---------- PROVIDED MATERIAL

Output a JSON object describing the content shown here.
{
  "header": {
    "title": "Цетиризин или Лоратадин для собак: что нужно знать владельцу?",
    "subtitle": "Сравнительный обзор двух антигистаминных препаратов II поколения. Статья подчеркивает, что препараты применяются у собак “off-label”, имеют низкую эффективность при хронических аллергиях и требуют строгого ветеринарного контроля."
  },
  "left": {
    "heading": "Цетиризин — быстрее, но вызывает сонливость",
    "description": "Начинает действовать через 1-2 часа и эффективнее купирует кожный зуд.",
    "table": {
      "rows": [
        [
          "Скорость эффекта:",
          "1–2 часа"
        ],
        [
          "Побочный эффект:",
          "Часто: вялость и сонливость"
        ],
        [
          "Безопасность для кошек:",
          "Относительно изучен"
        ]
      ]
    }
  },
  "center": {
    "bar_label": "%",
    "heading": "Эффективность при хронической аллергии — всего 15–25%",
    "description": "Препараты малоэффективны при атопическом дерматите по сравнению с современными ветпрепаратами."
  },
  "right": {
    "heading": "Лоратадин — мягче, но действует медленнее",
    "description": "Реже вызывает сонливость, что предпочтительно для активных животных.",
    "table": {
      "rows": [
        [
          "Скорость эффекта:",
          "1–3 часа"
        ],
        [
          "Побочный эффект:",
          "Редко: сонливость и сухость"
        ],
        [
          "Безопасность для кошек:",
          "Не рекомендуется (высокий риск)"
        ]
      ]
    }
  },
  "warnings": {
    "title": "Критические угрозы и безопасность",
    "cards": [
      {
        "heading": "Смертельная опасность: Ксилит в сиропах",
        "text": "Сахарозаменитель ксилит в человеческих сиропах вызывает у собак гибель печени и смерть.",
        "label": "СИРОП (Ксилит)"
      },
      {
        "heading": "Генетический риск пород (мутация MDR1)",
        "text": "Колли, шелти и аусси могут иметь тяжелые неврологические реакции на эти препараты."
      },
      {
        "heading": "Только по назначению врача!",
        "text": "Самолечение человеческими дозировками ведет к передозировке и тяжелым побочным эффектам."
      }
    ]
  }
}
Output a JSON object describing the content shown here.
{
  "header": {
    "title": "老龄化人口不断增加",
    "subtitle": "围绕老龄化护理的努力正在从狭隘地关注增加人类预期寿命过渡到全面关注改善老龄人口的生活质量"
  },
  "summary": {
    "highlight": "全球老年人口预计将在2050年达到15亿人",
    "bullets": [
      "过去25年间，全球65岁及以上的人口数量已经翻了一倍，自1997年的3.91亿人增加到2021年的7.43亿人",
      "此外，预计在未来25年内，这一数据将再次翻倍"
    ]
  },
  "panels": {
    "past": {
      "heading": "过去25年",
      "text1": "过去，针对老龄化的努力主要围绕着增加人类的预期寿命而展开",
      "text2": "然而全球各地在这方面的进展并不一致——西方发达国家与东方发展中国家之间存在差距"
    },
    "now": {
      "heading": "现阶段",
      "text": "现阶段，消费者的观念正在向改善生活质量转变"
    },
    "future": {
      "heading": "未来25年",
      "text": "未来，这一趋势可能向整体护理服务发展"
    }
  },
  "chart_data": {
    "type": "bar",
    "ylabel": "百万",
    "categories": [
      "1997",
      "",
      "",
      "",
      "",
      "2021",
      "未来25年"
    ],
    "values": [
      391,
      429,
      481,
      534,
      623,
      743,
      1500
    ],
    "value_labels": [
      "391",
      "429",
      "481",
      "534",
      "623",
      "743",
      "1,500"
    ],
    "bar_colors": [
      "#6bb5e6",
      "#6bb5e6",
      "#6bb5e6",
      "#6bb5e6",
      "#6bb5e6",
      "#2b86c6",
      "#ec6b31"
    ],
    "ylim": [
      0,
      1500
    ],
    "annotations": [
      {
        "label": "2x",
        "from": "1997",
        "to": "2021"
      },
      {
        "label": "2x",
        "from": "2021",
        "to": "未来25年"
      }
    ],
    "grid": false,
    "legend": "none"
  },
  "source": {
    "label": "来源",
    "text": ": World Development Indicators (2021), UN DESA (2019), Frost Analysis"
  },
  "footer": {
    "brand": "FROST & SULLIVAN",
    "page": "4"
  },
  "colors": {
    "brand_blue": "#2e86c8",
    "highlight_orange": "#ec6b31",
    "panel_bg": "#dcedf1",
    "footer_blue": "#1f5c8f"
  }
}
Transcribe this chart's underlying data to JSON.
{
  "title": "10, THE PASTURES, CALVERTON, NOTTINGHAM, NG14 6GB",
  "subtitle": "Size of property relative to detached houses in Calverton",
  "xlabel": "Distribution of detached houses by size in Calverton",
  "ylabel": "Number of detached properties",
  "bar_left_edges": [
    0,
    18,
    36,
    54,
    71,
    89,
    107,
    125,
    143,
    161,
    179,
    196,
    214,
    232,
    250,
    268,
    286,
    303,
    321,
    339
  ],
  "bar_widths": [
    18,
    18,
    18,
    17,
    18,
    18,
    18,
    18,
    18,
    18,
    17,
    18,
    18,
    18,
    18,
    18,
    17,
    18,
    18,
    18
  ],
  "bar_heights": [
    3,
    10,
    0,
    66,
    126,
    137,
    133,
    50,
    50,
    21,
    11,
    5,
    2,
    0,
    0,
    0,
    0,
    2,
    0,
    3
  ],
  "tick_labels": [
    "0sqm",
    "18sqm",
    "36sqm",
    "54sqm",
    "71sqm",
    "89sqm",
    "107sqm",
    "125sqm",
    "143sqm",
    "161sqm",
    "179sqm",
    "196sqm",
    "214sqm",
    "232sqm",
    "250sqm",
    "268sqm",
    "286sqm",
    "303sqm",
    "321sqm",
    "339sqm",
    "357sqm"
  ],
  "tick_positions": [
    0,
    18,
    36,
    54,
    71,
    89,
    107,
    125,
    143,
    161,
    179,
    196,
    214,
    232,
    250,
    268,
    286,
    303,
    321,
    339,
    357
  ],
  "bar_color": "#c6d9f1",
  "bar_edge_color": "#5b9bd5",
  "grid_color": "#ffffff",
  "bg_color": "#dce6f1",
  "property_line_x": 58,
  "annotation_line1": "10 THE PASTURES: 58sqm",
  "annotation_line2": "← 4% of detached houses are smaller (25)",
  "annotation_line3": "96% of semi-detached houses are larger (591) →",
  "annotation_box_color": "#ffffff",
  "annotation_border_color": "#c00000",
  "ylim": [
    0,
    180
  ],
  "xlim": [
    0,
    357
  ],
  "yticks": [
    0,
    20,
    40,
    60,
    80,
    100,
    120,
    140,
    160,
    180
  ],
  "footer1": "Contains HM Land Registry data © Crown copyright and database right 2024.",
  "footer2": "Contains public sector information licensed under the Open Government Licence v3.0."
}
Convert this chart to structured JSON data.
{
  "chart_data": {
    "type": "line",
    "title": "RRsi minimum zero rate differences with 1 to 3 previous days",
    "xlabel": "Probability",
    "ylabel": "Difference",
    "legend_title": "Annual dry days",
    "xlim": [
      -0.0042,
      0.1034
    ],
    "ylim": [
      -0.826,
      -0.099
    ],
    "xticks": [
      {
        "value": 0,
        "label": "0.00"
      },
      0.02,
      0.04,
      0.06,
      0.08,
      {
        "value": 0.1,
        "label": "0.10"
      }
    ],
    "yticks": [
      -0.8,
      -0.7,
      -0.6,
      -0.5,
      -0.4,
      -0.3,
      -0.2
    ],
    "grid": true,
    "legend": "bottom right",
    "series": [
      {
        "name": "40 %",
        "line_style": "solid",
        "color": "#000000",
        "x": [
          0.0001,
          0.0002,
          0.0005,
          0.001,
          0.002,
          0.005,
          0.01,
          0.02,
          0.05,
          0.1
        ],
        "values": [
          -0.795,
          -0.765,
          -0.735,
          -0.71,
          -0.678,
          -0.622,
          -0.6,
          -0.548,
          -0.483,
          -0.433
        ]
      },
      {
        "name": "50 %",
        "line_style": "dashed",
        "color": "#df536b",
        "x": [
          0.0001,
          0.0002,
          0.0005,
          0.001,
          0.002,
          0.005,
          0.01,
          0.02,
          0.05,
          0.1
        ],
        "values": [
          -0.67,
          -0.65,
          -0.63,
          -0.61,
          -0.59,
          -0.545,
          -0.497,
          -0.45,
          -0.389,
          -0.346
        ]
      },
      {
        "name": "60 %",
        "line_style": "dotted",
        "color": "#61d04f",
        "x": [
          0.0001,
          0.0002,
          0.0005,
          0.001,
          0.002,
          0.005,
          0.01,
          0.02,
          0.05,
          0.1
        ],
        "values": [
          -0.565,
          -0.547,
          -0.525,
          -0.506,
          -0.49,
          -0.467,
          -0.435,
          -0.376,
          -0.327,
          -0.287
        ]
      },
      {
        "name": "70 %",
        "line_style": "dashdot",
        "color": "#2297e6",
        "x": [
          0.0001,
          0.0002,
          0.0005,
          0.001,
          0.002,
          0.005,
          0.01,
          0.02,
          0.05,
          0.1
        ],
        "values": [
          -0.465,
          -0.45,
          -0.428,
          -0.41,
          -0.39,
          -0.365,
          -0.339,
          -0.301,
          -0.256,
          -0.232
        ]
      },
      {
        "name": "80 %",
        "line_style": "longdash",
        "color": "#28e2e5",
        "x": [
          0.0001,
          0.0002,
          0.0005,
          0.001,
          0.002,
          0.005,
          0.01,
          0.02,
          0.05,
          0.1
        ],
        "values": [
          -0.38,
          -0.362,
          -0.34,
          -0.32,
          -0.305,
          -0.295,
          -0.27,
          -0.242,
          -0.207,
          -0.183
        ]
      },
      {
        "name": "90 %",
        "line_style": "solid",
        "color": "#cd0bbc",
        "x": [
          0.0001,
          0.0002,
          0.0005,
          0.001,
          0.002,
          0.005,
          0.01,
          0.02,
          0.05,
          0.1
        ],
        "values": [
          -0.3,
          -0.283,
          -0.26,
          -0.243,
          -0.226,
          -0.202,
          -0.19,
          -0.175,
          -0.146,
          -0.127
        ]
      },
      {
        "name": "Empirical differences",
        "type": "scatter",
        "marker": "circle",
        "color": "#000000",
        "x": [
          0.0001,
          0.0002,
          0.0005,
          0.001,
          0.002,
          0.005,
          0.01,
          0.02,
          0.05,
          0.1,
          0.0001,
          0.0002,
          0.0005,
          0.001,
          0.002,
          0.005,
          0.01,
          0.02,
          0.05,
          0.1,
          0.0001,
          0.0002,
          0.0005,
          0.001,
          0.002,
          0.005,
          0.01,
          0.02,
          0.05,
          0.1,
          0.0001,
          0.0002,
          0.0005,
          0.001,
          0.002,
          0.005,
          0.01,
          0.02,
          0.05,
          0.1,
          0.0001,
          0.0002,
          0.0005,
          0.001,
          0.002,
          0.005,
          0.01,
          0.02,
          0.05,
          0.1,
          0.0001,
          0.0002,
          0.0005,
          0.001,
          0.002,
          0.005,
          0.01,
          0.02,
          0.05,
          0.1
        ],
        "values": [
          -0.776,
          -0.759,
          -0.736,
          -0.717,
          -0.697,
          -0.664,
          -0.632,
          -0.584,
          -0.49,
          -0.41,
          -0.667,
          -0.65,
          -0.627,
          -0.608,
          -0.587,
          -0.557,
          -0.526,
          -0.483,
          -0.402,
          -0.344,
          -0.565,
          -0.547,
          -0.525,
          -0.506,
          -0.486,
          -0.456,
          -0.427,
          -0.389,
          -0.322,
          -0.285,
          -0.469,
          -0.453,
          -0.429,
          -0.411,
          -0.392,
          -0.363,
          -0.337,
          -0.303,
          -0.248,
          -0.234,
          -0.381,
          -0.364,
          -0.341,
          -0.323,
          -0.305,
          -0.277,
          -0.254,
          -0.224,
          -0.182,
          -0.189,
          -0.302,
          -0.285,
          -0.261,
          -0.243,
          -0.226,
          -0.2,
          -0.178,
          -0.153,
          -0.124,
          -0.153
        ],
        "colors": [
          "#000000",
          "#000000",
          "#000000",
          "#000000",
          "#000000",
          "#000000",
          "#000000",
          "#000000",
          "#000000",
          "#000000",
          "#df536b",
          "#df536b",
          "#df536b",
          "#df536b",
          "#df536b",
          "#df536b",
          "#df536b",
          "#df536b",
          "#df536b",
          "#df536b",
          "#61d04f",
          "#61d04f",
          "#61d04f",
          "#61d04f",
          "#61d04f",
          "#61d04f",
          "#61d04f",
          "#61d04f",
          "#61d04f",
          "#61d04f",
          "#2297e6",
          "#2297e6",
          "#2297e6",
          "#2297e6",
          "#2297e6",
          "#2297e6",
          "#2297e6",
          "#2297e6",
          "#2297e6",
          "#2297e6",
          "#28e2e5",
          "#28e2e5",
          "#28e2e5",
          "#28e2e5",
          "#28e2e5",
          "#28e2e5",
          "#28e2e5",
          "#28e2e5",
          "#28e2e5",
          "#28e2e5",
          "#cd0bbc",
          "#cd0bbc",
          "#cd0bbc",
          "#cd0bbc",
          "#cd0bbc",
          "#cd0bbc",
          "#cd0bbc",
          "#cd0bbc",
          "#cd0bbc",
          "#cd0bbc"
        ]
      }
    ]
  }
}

--------------------

• _THE EXERCISE_
Only the number is wanted: how many lines in the entries above contain the string "name"?

• _WRITTEN REPLY_
7